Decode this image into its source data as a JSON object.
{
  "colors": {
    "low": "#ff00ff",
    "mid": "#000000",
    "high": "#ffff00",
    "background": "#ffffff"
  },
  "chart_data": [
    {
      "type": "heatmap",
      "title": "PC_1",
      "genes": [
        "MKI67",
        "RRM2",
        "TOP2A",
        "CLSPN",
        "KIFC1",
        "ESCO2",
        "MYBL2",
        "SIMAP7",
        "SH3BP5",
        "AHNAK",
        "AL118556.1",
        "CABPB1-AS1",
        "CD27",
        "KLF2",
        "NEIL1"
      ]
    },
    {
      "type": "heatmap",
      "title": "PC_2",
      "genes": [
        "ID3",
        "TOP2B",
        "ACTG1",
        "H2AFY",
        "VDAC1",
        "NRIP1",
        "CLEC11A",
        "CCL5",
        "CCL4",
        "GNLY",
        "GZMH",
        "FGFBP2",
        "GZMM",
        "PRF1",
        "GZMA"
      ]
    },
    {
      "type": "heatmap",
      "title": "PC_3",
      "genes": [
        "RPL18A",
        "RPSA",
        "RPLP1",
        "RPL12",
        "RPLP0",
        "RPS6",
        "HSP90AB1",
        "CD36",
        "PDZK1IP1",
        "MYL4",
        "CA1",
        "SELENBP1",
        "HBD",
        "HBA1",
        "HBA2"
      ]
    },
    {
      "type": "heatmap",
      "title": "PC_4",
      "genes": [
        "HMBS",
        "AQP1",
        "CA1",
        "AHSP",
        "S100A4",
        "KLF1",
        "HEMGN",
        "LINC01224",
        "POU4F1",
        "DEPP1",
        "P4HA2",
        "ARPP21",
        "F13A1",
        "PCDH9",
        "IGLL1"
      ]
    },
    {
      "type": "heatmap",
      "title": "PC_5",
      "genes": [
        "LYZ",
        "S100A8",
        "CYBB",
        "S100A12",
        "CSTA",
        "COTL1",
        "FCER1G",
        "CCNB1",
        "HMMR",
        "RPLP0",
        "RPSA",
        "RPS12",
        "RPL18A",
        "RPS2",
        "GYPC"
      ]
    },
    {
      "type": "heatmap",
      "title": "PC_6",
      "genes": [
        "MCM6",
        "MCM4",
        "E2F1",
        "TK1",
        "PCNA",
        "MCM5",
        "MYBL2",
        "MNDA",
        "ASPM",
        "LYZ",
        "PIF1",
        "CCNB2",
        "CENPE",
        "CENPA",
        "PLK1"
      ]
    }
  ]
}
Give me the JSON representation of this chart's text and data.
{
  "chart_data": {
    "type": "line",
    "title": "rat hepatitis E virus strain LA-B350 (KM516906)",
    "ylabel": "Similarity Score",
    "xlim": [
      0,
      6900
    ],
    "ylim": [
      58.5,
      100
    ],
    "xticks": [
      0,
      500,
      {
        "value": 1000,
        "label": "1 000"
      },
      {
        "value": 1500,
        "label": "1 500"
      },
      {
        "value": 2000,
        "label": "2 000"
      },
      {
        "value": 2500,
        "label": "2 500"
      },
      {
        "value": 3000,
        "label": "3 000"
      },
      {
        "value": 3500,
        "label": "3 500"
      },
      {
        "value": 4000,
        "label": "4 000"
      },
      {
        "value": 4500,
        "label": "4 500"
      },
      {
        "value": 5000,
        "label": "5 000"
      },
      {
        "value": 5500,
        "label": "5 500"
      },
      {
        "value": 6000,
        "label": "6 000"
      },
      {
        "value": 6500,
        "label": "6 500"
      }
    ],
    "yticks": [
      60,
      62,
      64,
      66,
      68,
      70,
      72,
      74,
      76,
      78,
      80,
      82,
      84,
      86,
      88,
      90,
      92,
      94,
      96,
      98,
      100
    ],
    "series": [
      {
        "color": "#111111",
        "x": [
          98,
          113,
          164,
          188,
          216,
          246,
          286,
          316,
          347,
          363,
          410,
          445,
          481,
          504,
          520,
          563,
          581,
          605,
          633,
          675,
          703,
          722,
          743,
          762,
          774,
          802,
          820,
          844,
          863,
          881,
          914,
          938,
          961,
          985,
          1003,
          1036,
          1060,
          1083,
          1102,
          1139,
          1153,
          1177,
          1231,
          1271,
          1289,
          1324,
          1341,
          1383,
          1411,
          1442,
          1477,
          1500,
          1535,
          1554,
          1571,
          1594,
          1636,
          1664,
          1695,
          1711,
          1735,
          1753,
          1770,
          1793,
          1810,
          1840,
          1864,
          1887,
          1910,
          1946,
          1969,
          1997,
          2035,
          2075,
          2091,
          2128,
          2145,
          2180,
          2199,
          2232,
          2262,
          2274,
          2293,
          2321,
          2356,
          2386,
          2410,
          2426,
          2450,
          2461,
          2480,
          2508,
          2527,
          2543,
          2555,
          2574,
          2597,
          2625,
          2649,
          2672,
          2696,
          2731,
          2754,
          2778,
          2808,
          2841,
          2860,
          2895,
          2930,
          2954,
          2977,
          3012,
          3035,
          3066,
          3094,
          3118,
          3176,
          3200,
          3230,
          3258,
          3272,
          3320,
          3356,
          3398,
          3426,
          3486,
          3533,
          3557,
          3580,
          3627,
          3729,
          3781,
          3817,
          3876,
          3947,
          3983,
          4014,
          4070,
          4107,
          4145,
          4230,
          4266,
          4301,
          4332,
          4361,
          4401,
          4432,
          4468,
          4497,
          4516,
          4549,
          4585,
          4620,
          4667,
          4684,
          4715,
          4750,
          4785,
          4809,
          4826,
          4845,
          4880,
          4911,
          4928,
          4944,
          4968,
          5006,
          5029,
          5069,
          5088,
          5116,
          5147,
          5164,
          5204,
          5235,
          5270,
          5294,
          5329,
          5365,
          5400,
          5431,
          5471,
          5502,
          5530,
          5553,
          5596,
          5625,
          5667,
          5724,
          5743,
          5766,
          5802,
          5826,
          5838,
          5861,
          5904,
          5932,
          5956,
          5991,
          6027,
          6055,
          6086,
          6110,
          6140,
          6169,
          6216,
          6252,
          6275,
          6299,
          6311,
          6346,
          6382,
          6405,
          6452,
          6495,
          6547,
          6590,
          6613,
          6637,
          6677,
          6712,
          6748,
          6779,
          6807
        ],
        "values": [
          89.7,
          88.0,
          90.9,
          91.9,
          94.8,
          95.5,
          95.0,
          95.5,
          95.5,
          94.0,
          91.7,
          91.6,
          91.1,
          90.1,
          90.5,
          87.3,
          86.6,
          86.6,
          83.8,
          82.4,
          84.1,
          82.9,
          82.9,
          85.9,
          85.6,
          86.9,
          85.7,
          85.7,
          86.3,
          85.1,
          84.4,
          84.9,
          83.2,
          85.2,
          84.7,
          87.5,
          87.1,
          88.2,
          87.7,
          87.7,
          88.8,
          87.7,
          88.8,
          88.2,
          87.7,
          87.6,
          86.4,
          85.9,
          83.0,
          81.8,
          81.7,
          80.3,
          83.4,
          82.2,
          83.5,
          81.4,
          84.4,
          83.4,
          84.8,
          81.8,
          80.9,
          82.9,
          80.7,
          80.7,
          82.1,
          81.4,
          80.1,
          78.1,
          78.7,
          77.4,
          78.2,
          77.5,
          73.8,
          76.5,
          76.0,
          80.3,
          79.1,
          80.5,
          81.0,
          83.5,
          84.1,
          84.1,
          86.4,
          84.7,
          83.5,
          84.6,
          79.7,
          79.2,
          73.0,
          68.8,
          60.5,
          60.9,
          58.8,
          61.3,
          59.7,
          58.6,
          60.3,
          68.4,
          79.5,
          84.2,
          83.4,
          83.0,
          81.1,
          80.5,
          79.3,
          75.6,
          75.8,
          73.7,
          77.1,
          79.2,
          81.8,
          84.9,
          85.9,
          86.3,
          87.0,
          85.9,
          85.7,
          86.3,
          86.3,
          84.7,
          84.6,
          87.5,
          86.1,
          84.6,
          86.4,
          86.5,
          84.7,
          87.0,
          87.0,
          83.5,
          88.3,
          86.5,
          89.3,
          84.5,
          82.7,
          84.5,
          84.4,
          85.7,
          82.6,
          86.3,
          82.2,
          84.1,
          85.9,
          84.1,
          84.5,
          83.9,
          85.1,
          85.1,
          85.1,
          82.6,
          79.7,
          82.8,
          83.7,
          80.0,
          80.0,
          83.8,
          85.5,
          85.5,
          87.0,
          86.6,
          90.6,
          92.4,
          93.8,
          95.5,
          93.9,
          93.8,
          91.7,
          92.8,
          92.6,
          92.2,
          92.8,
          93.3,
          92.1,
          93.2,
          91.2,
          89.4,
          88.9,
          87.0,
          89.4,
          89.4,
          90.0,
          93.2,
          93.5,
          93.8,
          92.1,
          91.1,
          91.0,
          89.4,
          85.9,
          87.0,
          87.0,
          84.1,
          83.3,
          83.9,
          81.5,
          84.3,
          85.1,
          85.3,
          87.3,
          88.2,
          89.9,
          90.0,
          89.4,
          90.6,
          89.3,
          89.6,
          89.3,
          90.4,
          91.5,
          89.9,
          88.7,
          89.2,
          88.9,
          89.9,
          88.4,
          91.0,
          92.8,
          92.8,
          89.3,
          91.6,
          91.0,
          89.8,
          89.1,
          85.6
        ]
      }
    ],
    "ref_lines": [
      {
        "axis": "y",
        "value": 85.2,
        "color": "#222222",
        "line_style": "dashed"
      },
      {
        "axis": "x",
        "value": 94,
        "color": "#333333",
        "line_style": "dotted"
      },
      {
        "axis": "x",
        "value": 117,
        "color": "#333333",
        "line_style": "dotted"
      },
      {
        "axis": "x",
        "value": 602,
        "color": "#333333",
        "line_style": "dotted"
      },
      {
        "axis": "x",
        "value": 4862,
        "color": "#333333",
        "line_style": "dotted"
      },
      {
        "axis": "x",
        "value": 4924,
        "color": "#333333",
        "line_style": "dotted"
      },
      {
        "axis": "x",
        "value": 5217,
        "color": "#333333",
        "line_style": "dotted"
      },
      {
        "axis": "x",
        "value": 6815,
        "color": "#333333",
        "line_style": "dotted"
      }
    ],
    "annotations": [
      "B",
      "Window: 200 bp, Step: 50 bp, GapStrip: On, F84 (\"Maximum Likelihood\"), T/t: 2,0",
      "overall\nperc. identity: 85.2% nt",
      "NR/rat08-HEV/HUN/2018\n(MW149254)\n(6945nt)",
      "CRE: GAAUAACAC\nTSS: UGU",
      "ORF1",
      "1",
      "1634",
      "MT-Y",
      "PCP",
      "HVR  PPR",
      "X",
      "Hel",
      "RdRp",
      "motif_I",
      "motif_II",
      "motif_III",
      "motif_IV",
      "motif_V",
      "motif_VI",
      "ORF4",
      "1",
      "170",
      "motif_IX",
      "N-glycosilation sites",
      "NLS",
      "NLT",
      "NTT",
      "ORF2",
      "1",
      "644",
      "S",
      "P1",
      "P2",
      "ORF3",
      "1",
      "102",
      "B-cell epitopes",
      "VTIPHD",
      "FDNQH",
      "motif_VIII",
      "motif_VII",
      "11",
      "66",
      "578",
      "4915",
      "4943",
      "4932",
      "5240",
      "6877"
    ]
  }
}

[PROBLEM DESCRIPTION] Say how many lines above contain "JSON", and give no words besides the number.

[RESPONSE AREA] 2